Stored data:
--------

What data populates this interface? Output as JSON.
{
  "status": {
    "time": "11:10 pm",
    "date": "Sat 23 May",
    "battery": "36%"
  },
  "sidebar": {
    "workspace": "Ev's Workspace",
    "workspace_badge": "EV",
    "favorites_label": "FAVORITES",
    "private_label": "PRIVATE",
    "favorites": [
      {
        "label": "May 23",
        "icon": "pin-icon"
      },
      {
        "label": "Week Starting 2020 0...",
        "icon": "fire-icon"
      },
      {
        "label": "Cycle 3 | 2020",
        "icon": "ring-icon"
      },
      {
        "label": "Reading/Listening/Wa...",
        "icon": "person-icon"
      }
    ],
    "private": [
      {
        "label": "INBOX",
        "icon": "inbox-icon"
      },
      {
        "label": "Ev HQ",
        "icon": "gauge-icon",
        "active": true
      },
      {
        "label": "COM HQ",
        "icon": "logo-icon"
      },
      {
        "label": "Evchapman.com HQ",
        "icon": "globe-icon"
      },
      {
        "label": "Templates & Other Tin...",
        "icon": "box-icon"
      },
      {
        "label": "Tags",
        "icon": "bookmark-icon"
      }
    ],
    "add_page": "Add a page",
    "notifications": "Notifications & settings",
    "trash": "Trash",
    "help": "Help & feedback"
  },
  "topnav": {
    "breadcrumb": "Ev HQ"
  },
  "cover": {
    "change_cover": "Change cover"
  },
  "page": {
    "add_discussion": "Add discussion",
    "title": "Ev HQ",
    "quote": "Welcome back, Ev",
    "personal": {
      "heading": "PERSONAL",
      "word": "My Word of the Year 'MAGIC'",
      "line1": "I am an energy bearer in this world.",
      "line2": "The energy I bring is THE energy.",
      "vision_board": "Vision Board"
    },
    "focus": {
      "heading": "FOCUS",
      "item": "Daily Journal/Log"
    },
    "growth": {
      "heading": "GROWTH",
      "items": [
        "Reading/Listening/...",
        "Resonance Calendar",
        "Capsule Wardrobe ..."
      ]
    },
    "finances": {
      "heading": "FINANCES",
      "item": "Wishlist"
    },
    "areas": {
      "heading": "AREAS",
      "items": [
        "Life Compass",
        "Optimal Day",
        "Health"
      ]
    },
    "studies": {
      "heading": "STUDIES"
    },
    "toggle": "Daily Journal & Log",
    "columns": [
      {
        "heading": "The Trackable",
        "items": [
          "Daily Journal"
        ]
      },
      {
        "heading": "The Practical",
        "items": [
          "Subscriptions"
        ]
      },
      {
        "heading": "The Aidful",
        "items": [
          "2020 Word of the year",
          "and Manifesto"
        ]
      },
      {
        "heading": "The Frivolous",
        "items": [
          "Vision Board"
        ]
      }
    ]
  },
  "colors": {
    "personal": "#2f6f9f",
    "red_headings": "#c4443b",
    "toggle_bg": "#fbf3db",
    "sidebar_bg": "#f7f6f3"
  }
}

--------

**Given request**
Pick out the lines above that hold the string "icon" and show them.

**Finished task**
        "icon": "pin-icon"
        "icon": "fire-icon"
        "icon": "ring-icon"
        "icon": "person-icon"
        "icon": "inbox-icon"
        "icon": "gauge-icon",
        "icon": "logo-icon"
        "icon": "globe-icon"
        "icon": "box-icon"
        "icon": "bookmark-icon"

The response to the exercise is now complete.